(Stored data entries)

= = = = = = =

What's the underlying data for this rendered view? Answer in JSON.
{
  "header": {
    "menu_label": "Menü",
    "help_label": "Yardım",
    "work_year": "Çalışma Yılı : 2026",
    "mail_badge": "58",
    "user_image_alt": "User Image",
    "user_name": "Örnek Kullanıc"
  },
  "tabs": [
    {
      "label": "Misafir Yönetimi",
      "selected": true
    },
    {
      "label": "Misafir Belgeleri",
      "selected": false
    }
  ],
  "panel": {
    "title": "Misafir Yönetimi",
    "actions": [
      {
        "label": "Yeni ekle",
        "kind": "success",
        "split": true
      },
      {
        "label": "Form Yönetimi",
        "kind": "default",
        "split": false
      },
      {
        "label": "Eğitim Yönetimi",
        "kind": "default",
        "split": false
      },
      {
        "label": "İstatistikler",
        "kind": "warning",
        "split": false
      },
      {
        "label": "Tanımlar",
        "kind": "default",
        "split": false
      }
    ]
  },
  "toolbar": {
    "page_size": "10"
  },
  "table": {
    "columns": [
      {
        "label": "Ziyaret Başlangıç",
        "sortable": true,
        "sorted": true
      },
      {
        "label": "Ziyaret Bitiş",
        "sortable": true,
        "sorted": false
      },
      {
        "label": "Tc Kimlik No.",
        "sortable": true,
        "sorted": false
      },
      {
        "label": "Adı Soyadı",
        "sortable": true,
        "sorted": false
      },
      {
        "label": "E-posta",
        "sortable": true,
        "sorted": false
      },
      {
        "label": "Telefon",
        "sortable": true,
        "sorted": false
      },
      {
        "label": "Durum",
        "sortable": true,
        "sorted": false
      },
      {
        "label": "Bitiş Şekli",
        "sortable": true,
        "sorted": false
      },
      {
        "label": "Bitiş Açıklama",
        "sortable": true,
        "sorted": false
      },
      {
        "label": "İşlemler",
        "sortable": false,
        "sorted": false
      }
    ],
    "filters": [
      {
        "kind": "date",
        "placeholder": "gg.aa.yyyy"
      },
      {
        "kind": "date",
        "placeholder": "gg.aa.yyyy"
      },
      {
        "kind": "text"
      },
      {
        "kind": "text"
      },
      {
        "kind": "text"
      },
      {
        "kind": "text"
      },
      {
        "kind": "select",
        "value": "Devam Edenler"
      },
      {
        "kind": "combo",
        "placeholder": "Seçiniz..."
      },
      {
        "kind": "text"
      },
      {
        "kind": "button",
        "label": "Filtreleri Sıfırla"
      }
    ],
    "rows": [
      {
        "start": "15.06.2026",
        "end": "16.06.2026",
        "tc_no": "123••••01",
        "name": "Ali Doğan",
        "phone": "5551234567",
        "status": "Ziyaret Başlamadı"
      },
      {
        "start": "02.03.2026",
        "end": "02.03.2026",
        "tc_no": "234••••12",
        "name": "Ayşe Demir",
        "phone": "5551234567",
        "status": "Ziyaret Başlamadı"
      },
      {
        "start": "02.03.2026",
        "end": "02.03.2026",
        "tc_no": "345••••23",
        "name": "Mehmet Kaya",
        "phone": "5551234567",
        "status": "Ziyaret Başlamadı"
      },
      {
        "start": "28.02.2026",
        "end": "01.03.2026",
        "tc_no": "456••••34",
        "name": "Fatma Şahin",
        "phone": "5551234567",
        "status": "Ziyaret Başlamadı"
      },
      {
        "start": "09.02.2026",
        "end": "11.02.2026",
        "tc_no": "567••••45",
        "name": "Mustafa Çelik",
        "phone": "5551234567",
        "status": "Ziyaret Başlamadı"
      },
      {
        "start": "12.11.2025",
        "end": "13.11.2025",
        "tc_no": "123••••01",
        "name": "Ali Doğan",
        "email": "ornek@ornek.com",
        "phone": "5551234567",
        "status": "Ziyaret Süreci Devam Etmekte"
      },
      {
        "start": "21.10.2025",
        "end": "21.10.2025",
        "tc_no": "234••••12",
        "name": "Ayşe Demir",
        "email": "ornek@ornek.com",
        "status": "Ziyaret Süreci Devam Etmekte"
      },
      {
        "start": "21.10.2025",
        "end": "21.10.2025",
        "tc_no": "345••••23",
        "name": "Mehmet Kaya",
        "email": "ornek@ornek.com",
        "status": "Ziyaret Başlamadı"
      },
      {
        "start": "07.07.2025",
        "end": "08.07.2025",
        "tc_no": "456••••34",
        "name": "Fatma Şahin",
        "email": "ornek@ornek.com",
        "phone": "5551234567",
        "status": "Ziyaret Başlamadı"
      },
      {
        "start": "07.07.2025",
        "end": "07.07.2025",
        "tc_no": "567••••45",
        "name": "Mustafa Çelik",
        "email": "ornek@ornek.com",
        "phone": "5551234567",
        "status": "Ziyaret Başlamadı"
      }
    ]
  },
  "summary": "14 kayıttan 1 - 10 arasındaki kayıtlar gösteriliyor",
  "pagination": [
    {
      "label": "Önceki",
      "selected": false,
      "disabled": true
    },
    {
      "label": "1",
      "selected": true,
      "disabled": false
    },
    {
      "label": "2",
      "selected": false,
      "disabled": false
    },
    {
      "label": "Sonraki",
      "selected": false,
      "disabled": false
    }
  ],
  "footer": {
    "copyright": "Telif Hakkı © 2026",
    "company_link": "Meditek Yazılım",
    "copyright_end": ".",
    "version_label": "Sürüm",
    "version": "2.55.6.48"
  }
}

= = = = = = =

Problem:
Restate the whole listing exactly.

The answer:
What's the underlying data for this rendered view? Answer in JSON.
{
  "header": {
    "menu_label": "Menü",
    "help_label": "Yardım",
    "work_year": "Çalışma Yılı : 2026",
    "mail_badge": "58",
    "user_image_alt": "User Image",
    "user_name": "Örnek Kullanıc"
  },
  "tabs": [
    {
      "label": "Misafir Yönetimi",
      "selected": true
    },
    {
      "label": "Misafir Belgeleri",
      "selected": false
    }
  ],
  "panel": {
    "title": "Misafir Yönetimi",
    "actions": [
      {
        "label": "Yeni ekle",
        "kind": "success",
        "split": true
      },
      {
        "label": "Form Yönetimi",
        "kind": "default",
        "split": false
      },
      {
        "label": "Eğitim Yönetimi",
        "kind": "default",
        "split": false
      },
      {
        "label": "İstatistikler",
        "kind": "warning",
        "split": false
      },
      {
        "label": "Tanımlar",
        "kind": "default",
        "split": false
      }
    ]
  },
  "toolbar": {
    "page_size": "10"
  },
  "table": {
    "columns": [
      {
        "label": "Ziyaret Başlangıç",
        "sortable": true,
        "sorted": true
      },
      {
        "label": "Ziyaret Bitiş",
        "sortable": true,
        "sorted": false
      },
      {
        "label": "Tc Kimlik No.",
        "sortable": true,
        "sorted": false
      },
      {
        "label": "Adı Soyadı",
        "sortable": true,
        "sorted": false
      },
      {
        "label": "E-posta",
        "sortable": true,
        "sorted": false
      },
      {
        "label": "Telefon",
        "sortable": true,
        "sorted": false
      },
      {
        "label": "Durum",
        "sortable": true,
        "sorted": false
      },
      {
        "label": "Bitiş Şekli",
        "sortable": true,
        "sorted": false
      },
      {
        "label": "Bitiş Açıklama",
        "sortable": true,
        "sorted": false
      },
      {
        "label": "İşlemler",
        "sortable": false,
        "sorted": false
      }
    ],
    "filters": [
      {
        "kind": "date",
        "placeholder": "gg.aa.yyyy"
      },
      {
        "kind": "date",
        "placeholder": "gg.aa.yyyy"
      },
      {
        "kind": "text"
      },
      {
        "kind": "text"
      },
      {
        "kind": "text"
      },
      {
        "kind": "text"
      },
      {
        "kind": "select",
        "value": "Devam Edenler"
      },
      {
        "kind": "combo",
        "placeholder": "Seçiniz..."
      },
      {
        "kind": "text"
      },
      {
        "kind": "button",
        "label": "Filtreleri Sıfırla"
      }
    ],
    "rows": [
      {
        "start": "15.06.2026",
        "end": "16.06.2026",
        "tc_no": "123••••01",
        "name": "Ali Doğan",
        "phone": "5551234567",
        "status": "Ziyaret Başlamadı"
      },
      {
        "start": "02.03.2026",
        "end": "02.03.2026",
        "tc_no": "234••••12",
        "name": "Ayşe Demir",
        "phone": "5551234567",
        "status": "Ziyaret Başlamadı"
      },
      {
        "start": "02.03.2026",
        "end": "02.03.2026",
        "tc_no": "345••••23",
        "name": "Mehmet Kaya",
        "phone": "5551234567",
        "status": "Ziyaret Başlamadı"
      },
      {
        "start": "28.02.2026",
        "end": "01.03.2026",
        "tc_no": "456••••34",
        "name": "Fatma Şahin",
        "phone": "5551234567",
        "status": "Ziyaret Başlamadı"
      },
      {
        "start": "09.02.2026",
        "end": "11.02.2026",
        "tc_no": "567••••45",
        "name": "Mustafa Çelik",
        "phone": "5551234567",
        "status": "Ziyaret Başlamadı"
      },
      {
        "start": "12.11.2025",
        "end": "13.11.2025",
        "tc_no": "123••••01",
        "name": "Ali Doğan",
        "email": "ornek@ornek.com",
        "phone": "5551234567",
        "status": "Ziyaret Süreci Devam Etmekte"
      },
      {
        "start": "21.10.2025",
        "end": "21.10.2025",
        "tc_no": "234••••12",
        "name": "Ayşe Demir",
        "email": "ornek@ornek.com",
        "status": "Ziyaret Süreci Devam Etmekte"
      },
      {
        "start": "21.10.2025",
        "end": "21.10.2025",
        "tc_no": "345••••23",
        "name": "Mehmet Kaya",
        "email": "ornek@ornek.com",
        "status": "Ziyaret Başlamadı"
      },
      {
        "start": "07.07.2025",
        "end": "08.07.2025",
        "tc_no": "456••••34",
        "name": "Fatma Şahin",
        "email": "ornek@ornek.com",
        "phone": "5551234567",
        "status": "Ziyaret Başlamadı"
      },
      {
        "start": "07.07.2025",
        "end": "07.07.2025",
        "tc_no": "567••••45",
        "name": "Mustafa Çelik",
        "email": "ornek@ornek.com",
        "phone": "5551234567",
        "status": "Ziyaret Başlamadı"
      }
    ]
  },
  "summary": "14 kayıttan 1 - 10 arasındaki kayıtlar gösteriliyor",
  "pagination": [
    {
      "label": "Önceki",
      "selected": false,
      "disabled": true
    },
    {
      "label": "1",
      "selected": true,
      "disabled": false
    },
    {
      "label": "2",
      "selected": false,
      "disabled": false
    },
    {
      "label": "Sonraki",
      "selected": false,
      "disabled": false
    }
  ],
  "footer": {
    "copyright": "Telif Hakkı © 2026",
    "company_link": "Meditek Yazılım",
    "copyright_end": ".",
    "version_label": "Sürüm",
    "version": "2.55.6.48"
  }
}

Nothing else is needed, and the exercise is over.